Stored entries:
################
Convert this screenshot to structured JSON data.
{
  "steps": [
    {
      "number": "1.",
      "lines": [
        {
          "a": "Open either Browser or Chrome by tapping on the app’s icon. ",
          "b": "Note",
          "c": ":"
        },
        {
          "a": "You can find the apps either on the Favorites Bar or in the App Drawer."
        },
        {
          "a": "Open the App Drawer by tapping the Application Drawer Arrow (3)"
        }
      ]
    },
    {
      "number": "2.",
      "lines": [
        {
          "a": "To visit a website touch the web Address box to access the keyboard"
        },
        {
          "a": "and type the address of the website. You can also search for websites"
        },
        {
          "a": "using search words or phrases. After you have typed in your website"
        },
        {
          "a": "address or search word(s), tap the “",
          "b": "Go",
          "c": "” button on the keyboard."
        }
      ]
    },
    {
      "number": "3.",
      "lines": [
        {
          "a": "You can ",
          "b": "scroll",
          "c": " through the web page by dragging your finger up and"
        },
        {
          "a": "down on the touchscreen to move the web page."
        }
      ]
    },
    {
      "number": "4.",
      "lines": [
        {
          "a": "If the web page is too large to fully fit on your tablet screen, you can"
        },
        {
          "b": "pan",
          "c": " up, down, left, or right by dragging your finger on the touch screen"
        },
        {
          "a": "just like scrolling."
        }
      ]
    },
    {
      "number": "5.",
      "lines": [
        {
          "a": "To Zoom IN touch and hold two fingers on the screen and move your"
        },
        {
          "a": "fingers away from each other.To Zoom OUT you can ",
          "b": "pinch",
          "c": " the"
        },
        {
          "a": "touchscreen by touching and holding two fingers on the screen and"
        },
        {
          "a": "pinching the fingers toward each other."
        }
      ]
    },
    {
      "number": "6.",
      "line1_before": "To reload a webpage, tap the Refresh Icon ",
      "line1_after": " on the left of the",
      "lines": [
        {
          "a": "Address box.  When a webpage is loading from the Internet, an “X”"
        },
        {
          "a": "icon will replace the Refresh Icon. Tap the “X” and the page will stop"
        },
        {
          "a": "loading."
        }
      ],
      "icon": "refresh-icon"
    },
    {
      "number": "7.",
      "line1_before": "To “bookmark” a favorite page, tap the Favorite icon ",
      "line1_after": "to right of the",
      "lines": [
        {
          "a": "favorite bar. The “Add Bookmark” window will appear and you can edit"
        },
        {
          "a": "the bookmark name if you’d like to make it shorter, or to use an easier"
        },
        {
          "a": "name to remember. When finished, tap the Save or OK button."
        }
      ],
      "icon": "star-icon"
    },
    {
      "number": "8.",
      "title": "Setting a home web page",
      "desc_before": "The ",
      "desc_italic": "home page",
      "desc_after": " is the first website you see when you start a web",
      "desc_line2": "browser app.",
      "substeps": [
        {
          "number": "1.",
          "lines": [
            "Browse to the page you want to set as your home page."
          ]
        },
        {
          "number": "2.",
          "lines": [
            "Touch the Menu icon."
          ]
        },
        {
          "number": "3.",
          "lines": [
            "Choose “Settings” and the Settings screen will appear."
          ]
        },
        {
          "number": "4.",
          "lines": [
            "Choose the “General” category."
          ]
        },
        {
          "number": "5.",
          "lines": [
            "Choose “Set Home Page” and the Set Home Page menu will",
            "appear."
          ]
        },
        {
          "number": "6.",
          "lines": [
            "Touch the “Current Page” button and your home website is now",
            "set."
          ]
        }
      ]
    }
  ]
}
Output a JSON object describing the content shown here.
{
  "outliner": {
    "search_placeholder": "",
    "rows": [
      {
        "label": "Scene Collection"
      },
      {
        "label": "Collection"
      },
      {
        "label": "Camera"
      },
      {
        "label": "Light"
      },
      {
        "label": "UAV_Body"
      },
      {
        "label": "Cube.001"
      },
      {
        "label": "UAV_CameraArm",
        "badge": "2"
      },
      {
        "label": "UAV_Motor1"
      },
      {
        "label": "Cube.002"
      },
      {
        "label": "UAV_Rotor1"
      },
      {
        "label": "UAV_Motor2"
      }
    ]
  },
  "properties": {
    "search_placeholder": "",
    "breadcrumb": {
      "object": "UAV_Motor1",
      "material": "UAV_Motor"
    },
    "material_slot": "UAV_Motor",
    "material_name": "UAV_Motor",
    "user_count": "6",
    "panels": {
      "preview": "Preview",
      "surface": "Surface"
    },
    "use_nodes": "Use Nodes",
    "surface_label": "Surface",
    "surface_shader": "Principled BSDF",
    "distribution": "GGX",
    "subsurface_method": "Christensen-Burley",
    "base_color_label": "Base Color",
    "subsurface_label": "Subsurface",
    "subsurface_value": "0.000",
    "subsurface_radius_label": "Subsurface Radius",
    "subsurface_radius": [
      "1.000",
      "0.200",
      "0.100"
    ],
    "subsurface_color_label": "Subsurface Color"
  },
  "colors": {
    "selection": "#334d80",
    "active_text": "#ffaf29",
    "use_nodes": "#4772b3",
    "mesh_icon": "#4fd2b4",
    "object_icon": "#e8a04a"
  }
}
################
Directions for this task: Print the listing above in full, exactly as it is.

Answer to the problem:
Convert this screenshot to structured JSON data.
{
  "steps": [
    {
      "number": "1.",
      "lines": [
        {
          "a": "Open either Browser or Chrome by tapping on the app’s icon. ",
          "b": "Note",
          "c": ":"
        },
        {
          "a": "You can find the apps either on the Favorites Bar or in the App Drawer."
        },
        {
          "a": "Open the App Drawer by tapping the Application Drawer Arrow (3)"
        }
      ]
    },
    {
      "number": "2.",
      "lines": [
        {
          "a": "To visit a website touch the web Address box to access the keyboard"
        },
        {
          "a": "and type the address of the website. You can also search for websites"
        },
        {
          "a": "using search words or phrases. After you have typed in your website"
        },
        {
          "a": "address or search word(s), tap the “",
          "b": "Go",
          "c": "” button on the keyboard."
        }
      ]
    },
    {
      "number": "3.",
      "lines": [
        {
          "a": "You can ",
          "b": "scroll",
          "c": " through the web page by dragging your finger up and"
        },
        {
          "a": "down on the touchscreen to move the web page."
        }
      ]
    },
    {
      "number": "4.",
      "lines": [
        {
          "a": "If the web page is too large to fully fit on your tablet screen, you can"
        },
        {
          "b": "pan",
          "c": " up, down, left, or right by dragging your finger on the touch screen"
        },
        {
          "a": "just like scrolling."
        }
      ]
    },
    {
      "number": "5.",
      "lines": [
        {
          "a": "To Zoom IN touch and hold two fingers on the screen and move your"
        },
        {
          "a": "fingers away from each other.To Zoom OUT you can ",
          "b": "pinch",
          "c": " the"
        },
        {
          "a": "touchscreen by touching and holding two fingers on the screen and"
        },
        {
          "a": "pinching the fingers toward each other."
        }
      ]
    },
    {
      "number": "6.",
      "line1_before": "To reload a webpage, tap the Refresh Icon ",
      "line1_after": " on the left of the",
      "lines": [
        {
          "a": "Address box.  When a webpage is loading from the Internet, an “X”"
        },
        {
          "a": "icon will replace the Refresh Icon. Tap the “X” and the page will stop"
        },
        {
          "a": "loading."
        }
      ],
      "icon": "refresh-icon"
    },
    {
      "number": "7.",
      "line1_before": "To “bookmark” a favorite page, tap the Favorite icon ",
      "line1_after": "to right of the",
      "lines": [
        {
          "a": "favorite bar. The “Add Bookmark” window will appear and you can edit"
        },
        {
          "a": "the bookmark name if you’d like to make it shorter, or to use an easier"
        },
        {
          "a": "name to remember. When finished, tap the Save or OK button."
        }
      ],
      "icon": "star-icon"
    },
    {
      "number": "8.",
      "title": "Setting a home web page",
      "desc_before": "The ",
      "desc_italic": "home page",
      "desc_after": " is the first website you see when you start a web",
      "desc_line2": "browser app.",
      "substeps": [
        {
          "number": "1.",
          "lines": [
            "Browse to the page you want to set as your home page."
          ]
        },
        {
          "number": "2.",
          "lines": [
            "Touch the Menu icon."
          ]
        },
        {
          "number": "3.",
          "lines": [
            "Choose “Settings” and the Settings screen will appear."
          ]
        },
        {
          "number": "4.",
          "lines": [
            "Choose the “General” category."
          ]
        },
        {
          "number": "5.",
          "lines": [
            "Choose “Set Home Page” and the Set Home Page menu will",
            "appear."
          ]
        },
        {
          "number": "6.",
          "lines": [
            "Touch the “Current Page” button and your home website is now",
            "set."
          ]
        }
      ]
    }
  ]
}
Output a JSON object describing the content shown here.
{
  "outliner": {
    "search_placeholder": "",
    "rows": [
      {
        "label": "Scene Collection"
      },
      {
        "label": "Collection"
      },
      {
        "label": "Camera"
      },
      {
        "label": "Light"
      },
      {
        "label": "UAV_Body"
      },
      {
        "label": "Cube.001"
      },
      {
        "label": "UAV_CameraArm",
        "badge": "2"
      },
      {
        "label": "UAV_Motor1"
      },
      {
        "label": "Cube.002"
      },
      {
        "label": "UAV_Rotor1"
      },
      {
        "label": "UAV_Motor2"
      }
    ]
  },
  "properties": {
    "search_placeholder": "",
    "breadcrumb": {
      "object": "UAV_Motor1",
      "material": "UAV_Motor"
    },
    "material_slot": "UAV_Motor",
    "material_name": "UAV_Motor",
    "user_count": "6",
    "panels": {
      "preview": "Preview",
      "surface": "Surface"
    },
    "use_nodes": "Use Nodes",
    "surface_label": "Surface",
    "surface_shader": "Principled BSDF",
    "distribution": "GGX",
    "subsurface_method": "Christensen-Burley",
    "base_color_label": "Base Color",
    "subsurface_label": "Subsurface",
    "subsurface_value": "0.000",
    "subsurface_radius_label": "Subsurface Radius",
    "subsurface_radius": [
      "1.000",
      "0.200",
      "0.100"
    ],
    "subsurface_color_label": "Subsurface Color"
  },
  "colors": {
    "selection": "#334d80",
    "active_text": "#ffaf29",
    "use_nodes": "#4772b3",
    "mesh_icon": "#4fd2b4",
    "object_icon": "#e8a04a"
  }
}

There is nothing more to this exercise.